Recorded data
————
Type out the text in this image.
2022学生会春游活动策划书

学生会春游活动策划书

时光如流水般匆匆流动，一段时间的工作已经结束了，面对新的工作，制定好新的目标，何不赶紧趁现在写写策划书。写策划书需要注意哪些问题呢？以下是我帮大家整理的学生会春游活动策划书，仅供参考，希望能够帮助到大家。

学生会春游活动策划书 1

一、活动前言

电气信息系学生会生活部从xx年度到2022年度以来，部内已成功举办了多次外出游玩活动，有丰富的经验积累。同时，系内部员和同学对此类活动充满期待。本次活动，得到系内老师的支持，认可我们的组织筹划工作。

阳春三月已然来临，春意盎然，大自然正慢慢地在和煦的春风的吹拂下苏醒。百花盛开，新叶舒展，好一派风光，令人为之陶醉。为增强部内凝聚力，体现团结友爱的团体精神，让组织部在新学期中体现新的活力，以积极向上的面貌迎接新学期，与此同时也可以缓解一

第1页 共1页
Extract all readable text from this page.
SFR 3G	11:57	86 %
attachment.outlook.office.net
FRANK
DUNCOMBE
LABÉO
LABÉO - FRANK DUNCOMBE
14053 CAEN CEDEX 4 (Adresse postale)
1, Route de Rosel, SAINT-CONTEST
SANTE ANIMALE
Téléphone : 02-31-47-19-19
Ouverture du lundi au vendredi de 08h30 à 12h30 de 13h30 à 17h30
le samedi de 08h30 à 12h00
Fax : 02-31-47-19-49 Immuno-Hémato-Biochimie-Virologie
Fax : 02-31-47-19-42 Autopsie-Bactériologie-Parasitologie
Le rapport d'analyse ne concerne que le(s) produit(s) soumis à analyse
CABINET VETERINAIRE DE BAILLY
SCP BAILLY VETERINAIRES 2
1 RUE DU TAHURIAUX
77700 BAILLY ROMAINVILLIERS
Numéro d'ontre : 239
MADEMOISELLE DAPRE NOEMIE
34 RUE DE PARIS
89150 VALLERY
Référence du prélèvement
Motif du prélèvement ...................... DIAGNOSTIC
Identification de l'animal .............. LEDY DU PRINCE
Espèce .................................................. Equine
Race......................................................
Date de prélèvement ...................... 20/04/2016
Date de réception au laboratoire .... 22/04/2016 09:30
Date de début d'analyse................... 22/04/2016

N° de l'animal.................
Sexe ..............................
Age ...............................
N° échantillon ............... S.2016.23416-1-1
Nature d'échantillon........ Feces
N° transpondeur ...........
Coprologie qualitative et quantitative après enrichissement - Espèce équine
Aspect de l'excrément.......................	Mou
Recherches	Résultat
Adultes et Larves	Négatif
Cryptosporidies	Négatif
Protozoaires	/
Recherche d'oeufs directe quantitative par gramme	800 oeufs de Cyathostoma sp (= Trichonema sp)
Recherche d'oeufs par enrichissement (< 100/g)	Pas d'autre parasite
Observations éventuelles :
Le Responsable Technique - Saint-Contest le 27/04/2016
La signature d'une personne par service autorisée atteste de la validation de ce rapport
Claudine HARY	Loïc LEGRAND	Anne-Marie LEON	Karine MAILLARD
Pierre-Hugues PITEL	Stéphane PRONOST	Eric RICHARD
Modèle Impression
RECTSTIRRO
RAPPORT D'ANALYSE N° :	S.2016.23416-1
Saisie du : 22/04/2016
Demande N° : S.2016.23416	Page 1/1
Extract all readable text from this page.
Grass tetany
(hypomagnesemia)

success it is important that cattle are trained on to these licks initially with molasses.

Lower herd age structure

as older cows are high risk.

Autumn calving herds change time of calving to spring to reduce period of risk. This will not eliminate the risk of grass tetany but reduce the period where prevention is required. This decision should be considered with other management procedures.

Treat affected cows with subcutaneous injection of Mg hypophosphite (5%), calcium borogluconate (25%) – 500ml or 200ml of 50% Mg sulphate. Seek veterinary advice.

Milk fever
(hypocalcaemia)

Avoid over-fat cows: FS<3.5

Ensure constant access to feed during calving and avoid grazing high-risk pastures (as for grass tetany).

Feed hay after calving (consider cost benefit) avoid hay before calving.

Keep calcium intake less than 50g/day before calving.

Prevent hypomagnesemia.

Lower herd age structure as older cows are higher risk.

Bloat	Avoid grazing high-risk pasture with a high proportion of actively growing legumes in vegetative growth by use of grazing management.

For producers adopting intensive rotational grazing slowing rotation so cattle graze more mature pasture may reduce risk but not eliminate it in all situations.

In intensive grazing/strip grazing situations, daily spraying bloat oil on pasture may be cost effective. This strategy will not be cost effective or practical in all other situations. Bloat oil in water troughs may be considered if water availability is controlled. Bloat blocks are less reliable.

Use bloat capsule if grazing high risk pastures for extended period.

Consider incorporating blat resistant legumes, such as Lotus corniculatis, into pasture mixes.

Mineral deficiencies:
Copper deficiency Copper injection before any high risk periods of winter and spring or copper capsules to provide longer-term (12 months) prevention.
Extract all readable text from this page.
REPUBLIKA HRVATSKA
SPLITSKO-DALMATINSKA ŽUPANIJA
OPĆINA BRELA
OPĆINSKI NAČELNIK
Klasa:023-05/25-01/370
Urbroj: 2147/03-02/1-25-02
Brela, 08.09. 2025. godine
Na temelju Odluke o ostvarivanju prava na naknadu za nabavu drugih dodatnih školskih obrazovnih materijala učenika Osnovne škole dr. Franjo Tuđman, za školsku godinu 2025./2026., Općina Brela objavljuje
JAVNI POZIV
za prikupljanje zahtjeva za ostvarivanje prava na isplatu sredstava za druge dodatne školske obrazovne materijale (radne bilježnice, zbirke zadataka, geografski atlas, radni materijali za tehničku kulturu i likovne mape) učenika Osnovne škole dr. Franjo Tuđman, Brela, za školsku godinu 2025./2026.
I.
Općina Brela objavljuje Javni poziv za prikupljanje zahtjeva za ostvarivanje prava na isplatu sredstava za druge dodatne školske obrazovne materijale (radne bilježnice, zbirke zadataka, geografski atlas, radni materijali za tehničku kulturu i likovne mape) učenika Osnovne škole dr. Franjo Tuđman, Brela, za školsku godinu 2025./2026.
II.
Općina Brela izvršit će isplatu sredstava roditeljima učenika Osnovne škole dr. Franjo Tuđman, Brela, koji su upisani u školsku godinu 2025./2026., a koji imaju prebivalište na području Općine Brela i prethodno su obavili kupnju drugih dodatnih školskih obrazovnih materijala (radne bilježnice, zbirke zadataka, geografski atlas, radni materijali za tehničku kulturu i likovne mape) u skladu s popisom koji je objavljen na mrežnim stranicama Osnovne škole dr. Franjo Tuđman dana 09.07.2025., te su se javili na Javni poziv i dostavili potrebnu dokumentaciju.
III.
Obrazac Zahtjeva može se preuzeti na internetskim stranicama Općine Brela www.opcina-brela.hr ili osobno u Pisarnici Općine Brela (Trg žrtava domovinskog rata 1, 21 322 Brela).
————
_Problem details_
Check each line above for the word "échantillon" and copy the ones that have it.

_Output below_
N° échantillon ............... S.2016.23416-1-1
Nature d'échantillon........ Feces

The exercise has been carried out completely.